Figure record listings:
○ ○ ○
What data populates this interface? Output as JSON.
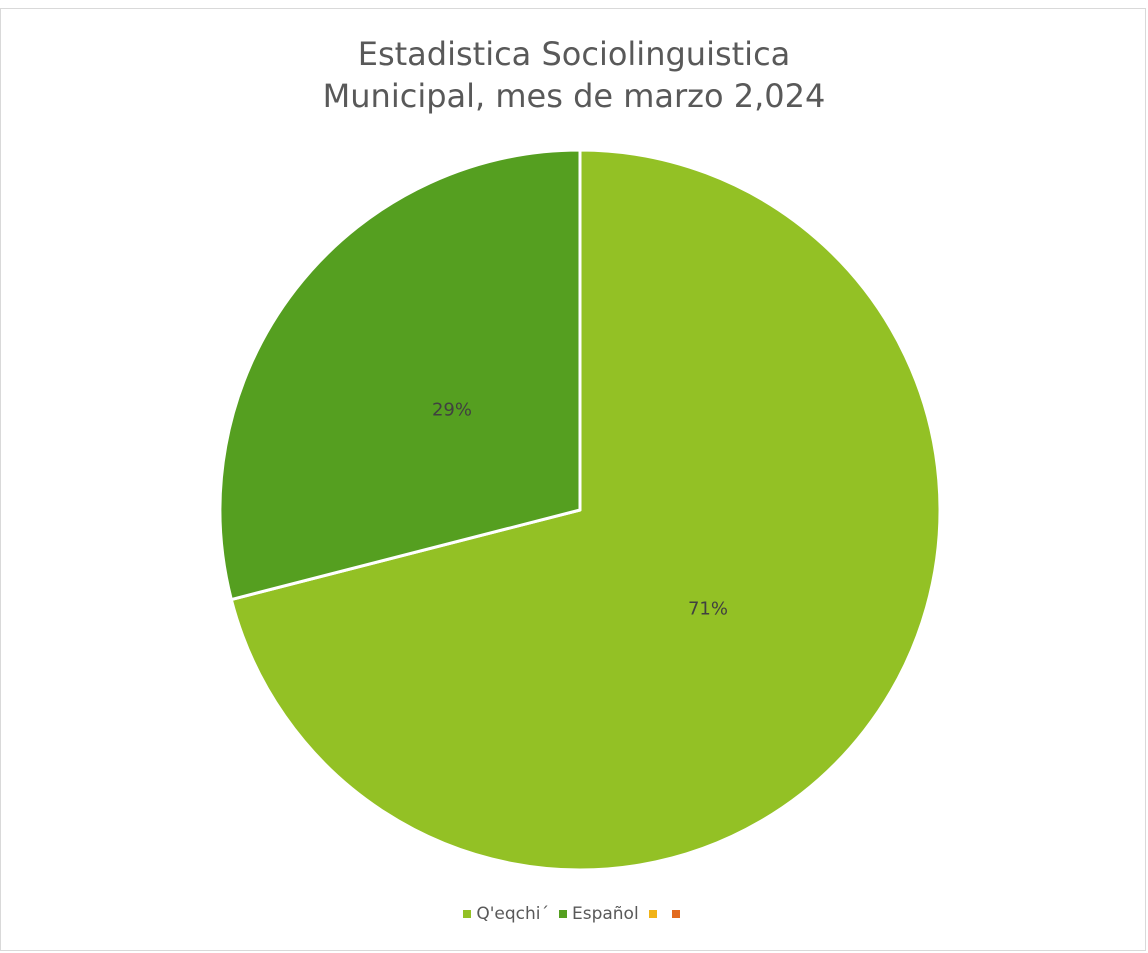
{
  "chart_data": {
    "type": "pie",
    "title_lines": [
      "Estadistica Sociolinguistica",
      "Municipal, mes de marzo 2,024"
    ],
    "slices": [
      {
        "label": "Q'eqchi´",
        "value": 71,
        "display": "71%",
        "color": "#93c125"
      },
      {
        "label": "Español",
        "value": 29,
        "display": "29%",
        "color": "#559f20"
      }
    ],
    "legend": [
      {
        "label": "Q'eqchi´",
        "color": "#93c125"
      },
      {
        "label": "Español",
        "color": "#559f20"
      },
      {
        "label": "",
        "color": "#f1b318"
      },
      {
        "label": "",
        "color": "#e26a1f"
      }
    ],
    "legend_position": "bottom"
  }
}
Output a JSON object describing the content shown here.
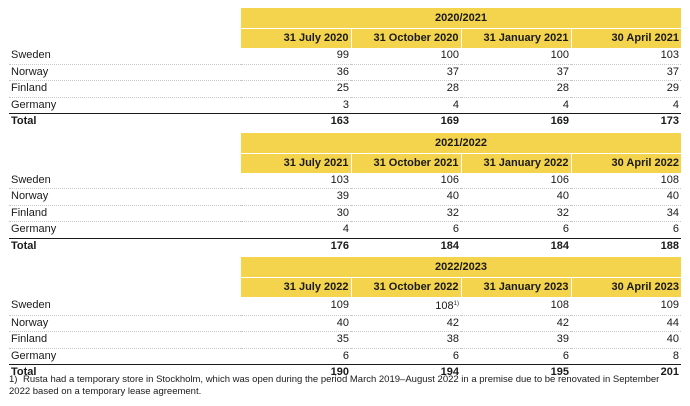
{
  "periods": [
    {
      "label": "2020/2021",
      "dates": [
        "31 July 2020",
        "31 October 2020",
        "31 January 2021",
        "30 April 2021"
      ],
      "rows": [
        {
          "country": "Sweden",
          "values": [
            "99",
            "100",
            "100",
            "103"
          ]
        },
        {
          "country": "Norway",
          "values": [
            "36",
            "37",
            "37",
            "37"
          ]
        },
        {
          "country": "Finland",
          "values": [
            "25",
            "28",
            "28",
            "29"
          ]
        },
        {
          "country": "Germany",
          "values": [
            "3",
            "4",
            "4",
            "4"
          ]
        }
      ],
      "total_label": "Total",
      "totals": [
        "163",
        "169",
        "169",
        "173"
      ]
    },
    {
      "label": "2021/2022",
      "dates": [
        "31 July 2021",
        "31 October 2021",
        "31 January 2022",
        "30 April 2022"
      ],
      "rows": [
        {
          "country": "Sweden",
          "values": [
            "103",
            "106",
            "106",
            "108"
          ]
        },
        {
          "country": "Norway",
          "values": [
            "39",
            "40",
            "40",
            "40"
          ]
        },
        {
          "country": "Finland",
          "values": [
            "30",
            "32",
            "32",
            "34"
          ]
        },
        {
          "country": "Germany",
          "values": [
            "4",
            "6",
            "6",
            "6"
          ]
        }
      ],
      "total_label": "Total",
      "totals": [
        "176",
        "184",
        "184",
        "188"
      ]
    },
    {
      "label": "2022/2023",
      "dates": [
        "31 July 2022",
        "31 October 2022",
        "31 January 2023",
        "30 April 2023"
      ],
      "rows": [
        {
          "country": "Sweden",
          "values": [
            "109",
            "108",
            "108",
            "109"
          ],
          "note_mark": "1)"
        },
        {
          "country": "Norway",
          "values": [
            "40",
            "42",
            "42",
            "44"
          ]
        },
        {
          "country": "Finland",
          "values": [
            "35",
            "38",
            "39",
            "40"
          ]
        },
        {
          "country": "Germany",
          "values": [
            "6",
            "6",
            "6",
            "8"
          ]
        }
      ],
      "total_label": "Total",
      "totals": [
        "190",
        "194",
        "195",
        "201"
      ]
    }
  ],
  "footnote": {
    "mark": "1)",
    "text": "Rusta had a temporary store in Stockholm, which was open during the period March 2019–August 2022 in a premise due to be renovated in September 2022 based on a temporary lease agreement."
  },
  "colors": {
    "header_fill": "#f4d44d",
    "text": "#1a1a1a"
  }
}
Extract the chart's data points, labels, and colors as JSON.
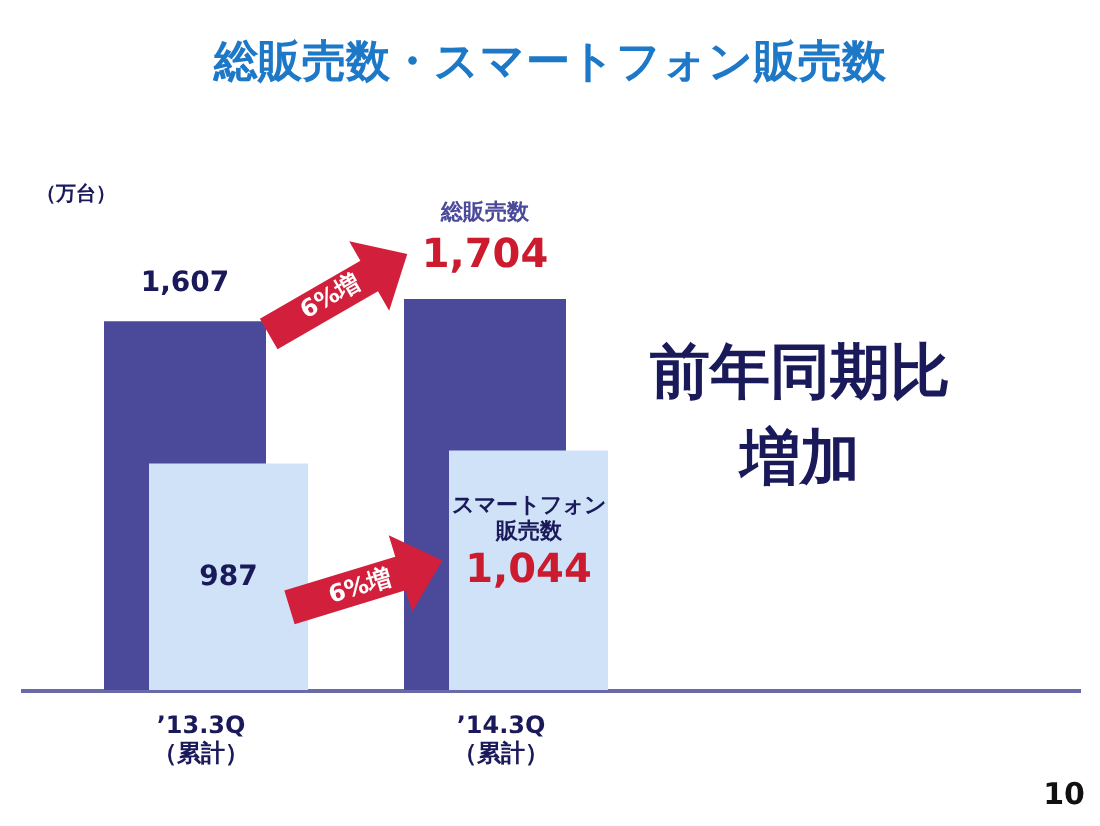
{
  "chart_data": {
    "type": "bar",
    "title": "総販売数・スマートフォン販売数",
    "ylabel": "（万台）",
    "categories": [
      "’13.3Q\n（累計）",
      "’14.3Q\n（累計）"
    ],
    "series": [
      {
        "name": "総販売数",
        "color": "#4b4a9a",
        "values": [
          1607,
          1704
        ],
        "value_labels": [
          "1,607",
          "1,704"
        ]
      },
      {
        "name": "スマートフォン販売数",
        "color": "#cfe2f8",
        "values": [
          987,
          1044
        ],
        "value_labels": [
          "987",
          "1,044"
        ]
      }
    ],
    "annotations": [
      "6%増",
      "6%増",
      "前年同期比",
      "増加",
      "10"
    ]
  }
}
○ ○ ○
» **Stated task**: Make a copy of each line that contains the string "JSON".

» **Answer to the task**:
What data populates this interface? Output as JSON.
Output a JSON object describing the content shown here.
Extract the chart's data points, labels, and colors as JSON.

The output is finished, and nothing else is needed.